- [Input rows]:
★ ★ ★ ★ ★ ★ ★
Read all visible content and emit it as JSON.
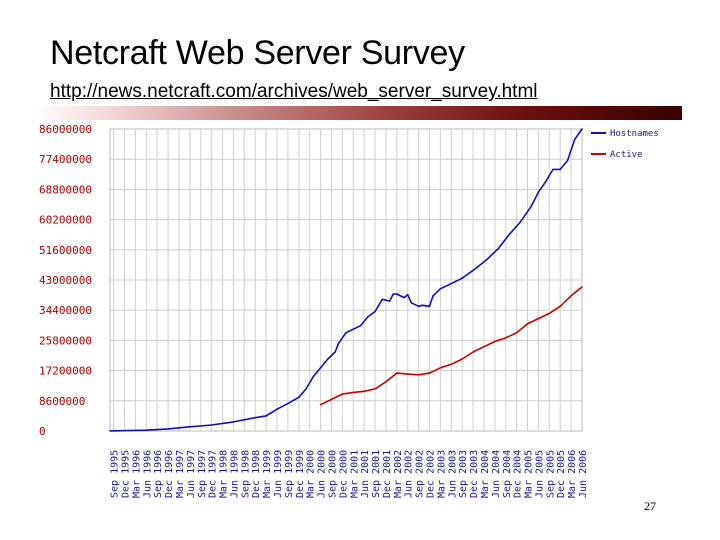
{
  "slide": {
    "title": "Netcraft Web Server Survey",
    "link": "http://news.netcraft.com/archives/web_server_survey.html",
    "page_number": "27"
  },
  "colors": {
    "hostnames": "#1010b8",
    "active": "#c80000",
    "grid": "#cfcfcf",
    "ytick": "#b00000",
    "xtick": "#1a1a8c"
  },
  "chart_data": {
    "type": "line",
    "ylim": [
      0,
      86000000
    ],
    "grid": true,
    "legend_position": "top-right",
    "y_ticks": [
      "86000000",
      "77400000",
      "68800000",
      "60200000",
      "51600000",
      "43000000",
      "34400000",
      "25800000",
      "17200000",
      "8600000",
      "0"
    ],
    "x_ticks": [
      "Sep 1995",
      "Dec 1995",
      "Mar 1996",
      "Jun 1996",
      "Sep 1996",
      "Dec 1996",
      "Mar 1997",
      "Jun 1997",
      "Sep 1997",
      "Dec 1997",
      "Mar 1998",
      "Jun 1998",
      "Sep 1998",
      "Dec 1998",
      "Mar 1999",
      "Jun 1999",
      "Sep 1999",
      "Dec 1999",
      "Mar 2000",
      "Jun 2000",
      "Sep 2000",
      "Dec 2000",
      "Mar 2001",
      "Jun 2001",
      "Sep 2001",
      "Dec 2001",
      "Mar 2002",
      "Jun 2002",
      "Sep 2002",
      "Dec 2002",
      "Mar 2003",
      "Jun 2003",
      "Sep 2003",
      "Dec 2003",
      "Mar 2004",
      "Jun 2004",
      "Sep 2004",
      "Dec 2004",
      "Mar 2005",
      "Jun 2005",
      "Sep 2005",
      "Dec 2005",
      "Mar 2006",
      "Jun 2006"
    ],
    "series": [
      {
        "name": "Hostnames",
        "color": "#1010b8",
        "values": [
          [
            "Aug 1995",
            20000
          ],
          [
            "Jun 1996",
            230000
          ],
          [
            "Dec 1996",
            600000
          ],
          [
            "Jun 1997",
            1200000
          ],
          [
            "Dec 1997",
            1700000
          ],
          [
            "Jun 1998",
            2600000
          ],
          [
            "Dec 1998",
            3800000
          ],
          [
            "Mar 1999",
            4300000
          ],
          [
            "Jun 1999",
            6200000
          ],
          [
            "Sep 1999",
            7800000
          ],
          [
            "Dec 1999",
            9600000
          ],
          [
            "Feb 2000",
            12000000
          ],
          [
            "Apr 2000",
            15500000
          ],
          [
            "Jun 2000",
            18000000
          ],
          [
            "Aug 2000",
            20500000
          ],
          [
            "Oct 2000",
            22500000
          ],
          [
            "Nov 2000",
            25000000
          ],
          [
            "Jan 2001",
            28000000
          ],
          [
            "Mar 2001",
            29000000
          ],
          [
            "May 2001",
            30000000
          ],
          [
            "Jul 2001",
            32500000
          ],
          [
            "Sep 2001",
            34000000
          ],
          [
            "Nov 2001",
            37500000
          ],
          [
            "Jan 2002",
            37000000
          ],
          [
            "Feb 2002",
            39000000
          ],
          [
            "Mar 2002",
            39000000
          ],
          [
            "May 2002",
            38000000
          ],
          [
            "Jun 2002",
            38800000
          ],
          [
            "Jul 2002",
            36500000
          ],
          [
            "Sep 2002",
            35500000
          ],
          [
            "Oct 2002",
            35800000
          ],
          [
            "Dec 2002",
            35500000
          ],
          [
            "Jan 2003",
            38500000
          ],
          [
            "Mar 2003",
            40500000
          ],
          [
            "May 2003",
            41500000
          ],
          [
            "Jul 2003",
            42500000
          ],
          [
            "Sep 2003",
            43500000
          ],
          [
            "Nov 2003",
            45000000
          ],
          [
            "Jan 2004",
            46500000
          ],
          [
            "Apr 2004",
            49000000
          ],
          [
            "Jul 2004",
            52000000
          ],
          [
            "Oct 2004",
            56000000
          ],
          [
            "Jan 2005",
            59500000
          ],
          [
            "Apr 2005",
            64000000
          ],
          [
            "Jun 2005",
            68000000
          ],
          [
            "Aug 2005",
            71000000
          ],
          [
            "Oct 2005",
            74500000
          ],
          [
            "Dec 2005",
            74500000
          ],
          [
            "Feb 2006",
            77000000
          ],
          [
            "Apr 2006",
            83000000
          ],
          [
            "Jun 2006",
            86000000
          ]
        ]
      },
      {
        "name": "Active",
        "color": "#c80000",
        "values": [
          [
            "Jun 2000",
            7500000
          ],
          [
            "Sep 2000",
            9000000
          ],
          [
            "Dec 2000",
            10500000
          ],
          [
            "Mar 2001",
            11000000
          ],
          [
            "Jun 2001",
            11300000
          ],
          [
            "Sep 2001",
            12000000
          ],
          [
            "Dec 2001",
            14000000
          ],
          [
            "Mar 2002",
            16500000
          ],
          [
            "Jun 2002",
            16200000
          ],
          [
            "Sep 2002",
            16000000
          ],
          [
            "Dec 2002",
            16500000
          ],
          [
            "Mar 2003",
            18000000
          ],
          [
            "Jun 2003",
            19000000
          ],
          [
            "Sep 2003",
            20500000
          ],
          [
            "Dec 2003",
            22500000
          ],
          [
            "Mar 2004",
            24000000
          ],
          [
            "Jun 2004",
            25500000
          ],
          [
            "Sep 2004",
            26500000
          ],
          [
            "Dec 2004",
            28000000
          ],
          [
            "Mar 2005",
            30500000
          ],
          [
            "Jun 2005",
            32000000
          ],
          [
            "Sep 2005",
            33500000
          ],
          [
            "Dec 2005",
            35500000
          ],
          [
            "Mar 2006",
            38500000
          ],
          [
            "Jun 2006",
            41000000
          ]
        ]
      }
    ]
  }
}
★ ★ ★ ★ ★ ★ ★
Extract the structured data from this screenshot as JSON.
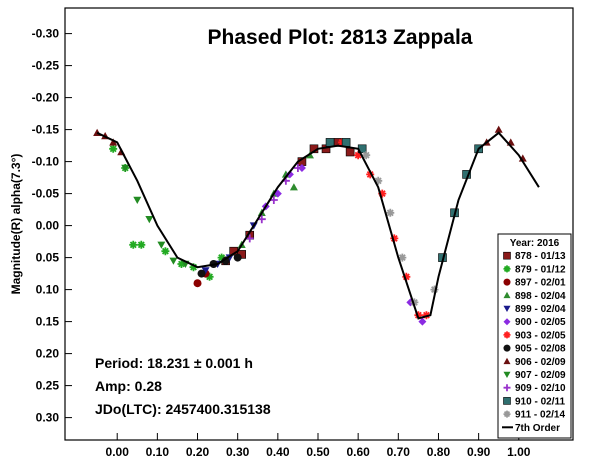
★ ★ ★ ★ ★ ★ ★
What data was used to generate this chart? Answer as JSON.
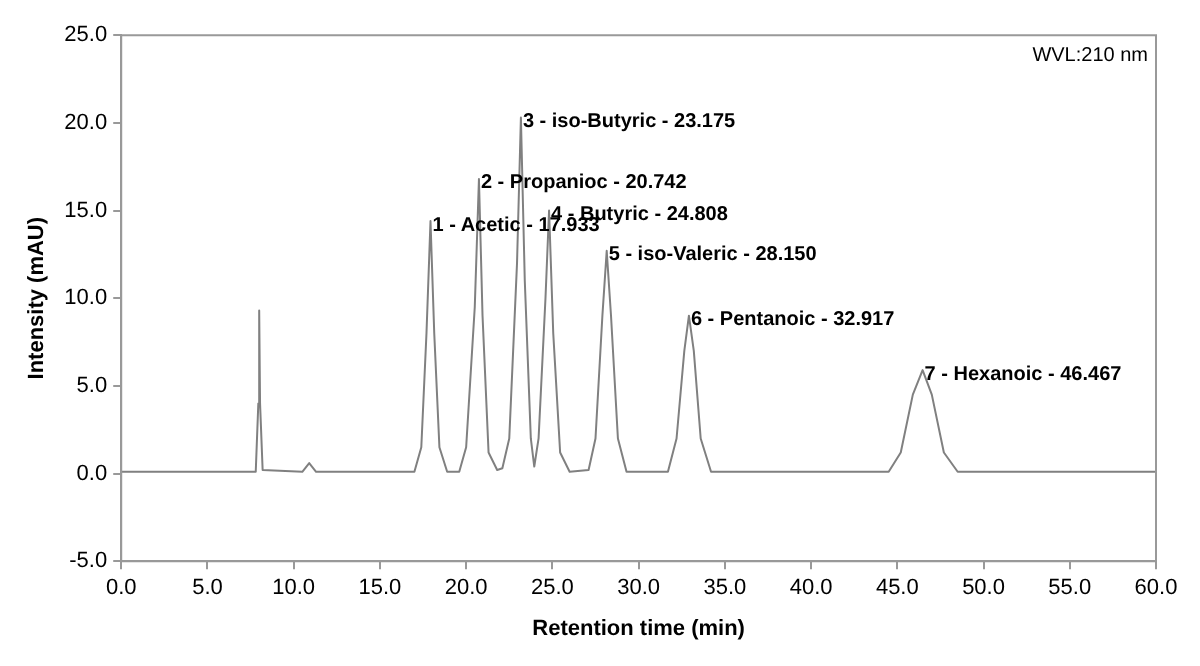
★ ★ ★ ★ ★ ★ ★
- [Short problem]:
Your task is to collect every line above that contains the word "this".

- [Solution below]:
Extract the structured data from this screenshot as JSON.
What data was used to generate this chart? Answer as JSON.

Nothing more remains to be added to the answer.